--- start of RECORDED INFORMATION ---
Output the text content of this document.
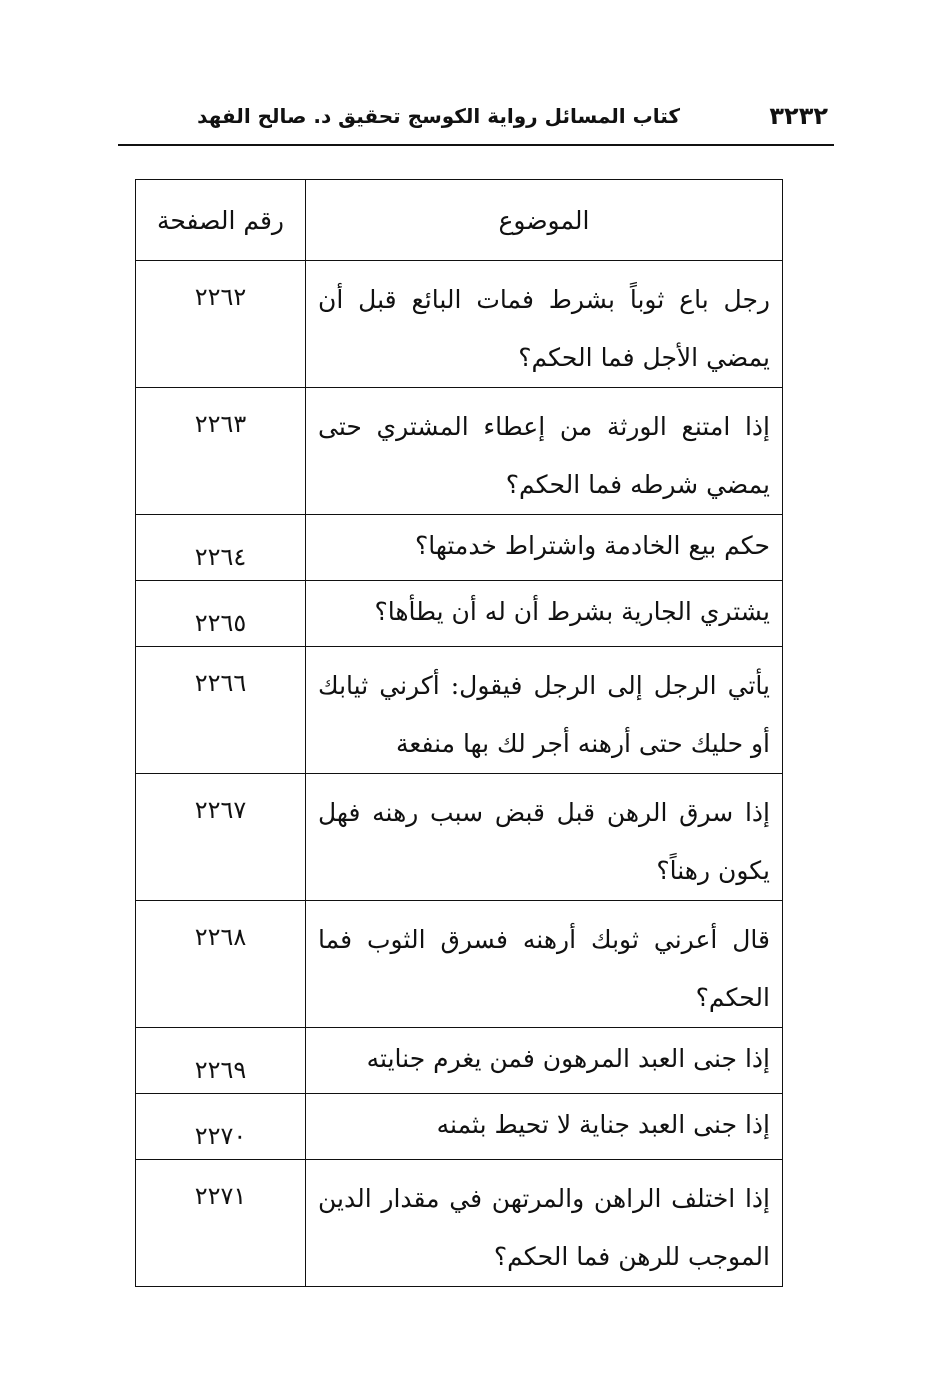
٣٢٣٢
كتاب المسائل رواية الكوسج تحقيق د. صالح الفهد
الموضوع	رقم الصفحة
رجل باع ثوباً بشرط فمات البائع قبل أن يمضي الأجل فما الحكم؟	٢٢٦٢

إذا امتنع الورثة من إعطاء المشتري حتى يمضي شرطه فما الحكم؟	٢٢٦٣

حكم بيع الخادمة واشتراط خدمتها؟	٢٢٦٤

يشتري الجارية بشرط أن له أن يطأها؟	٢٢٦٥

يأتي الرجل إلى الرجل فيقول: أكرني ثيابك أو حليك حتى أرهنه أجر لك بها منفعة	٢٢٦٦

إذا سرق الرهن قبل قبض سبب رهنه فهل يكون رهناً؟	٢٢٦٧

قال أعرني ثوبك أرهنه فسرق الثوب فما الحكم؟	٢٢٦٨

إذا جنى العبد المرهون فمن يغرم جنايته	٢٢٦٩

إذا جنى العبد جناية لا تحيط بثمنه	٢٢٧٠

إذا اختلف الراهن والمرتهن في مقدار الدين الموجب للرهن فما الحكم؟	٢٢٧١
--- end of RECORDED INFORMATION ---
§ **SET PROBLEM**: Transcribe the preceding listing in its entirety and with exact wording, leaving out pictures.

§ **FINISHED TASK**:
Output the text content of this document.
٣٢٣٢
كتاب المسائل رواية الكوسج تحقيق د. صالح الفهد
الموضوع	رقم الصفحة
رجل باع ثوباً بشرط فمات البائع قبل أن يمضي الأجل فما الحكم؟	٢٢٦٢

إذا امتنع الورثة من إعطاء المشتري حتى يمضي شرطه فما الحكم؟	٢٢٦٣

حكم بيع الخادمة واشتراط خدمتها؟	٢٢٦٤

يشتري الجارية بشرط أن له أن يطأها؟	٢٢٦٥

يأتي الرجل إلى الرجل فيقول: أكرني ثيابك أو حليك حتى أرهنه أجر لك بها منفعة	٢٢٦٦

إذا سرق الرهن قبل قبض سبب رهنه فهل يكون رهناً؟	٢٢٦٧

قال أعرني ثوبك أرهنه فسرق الثوب فما الحكم؟	٢٢٦٨

إذا جنى العبد المرهون فمن يغرم جنايته	٢٢٦٩

إذا جنى العبد جناية لا تحيط بثمنه	٢٢٧٠

إذا اختلف الراهن والمرتهن في مقدار الدين الموجب للرهن فما الحكم؟	٢٢٧١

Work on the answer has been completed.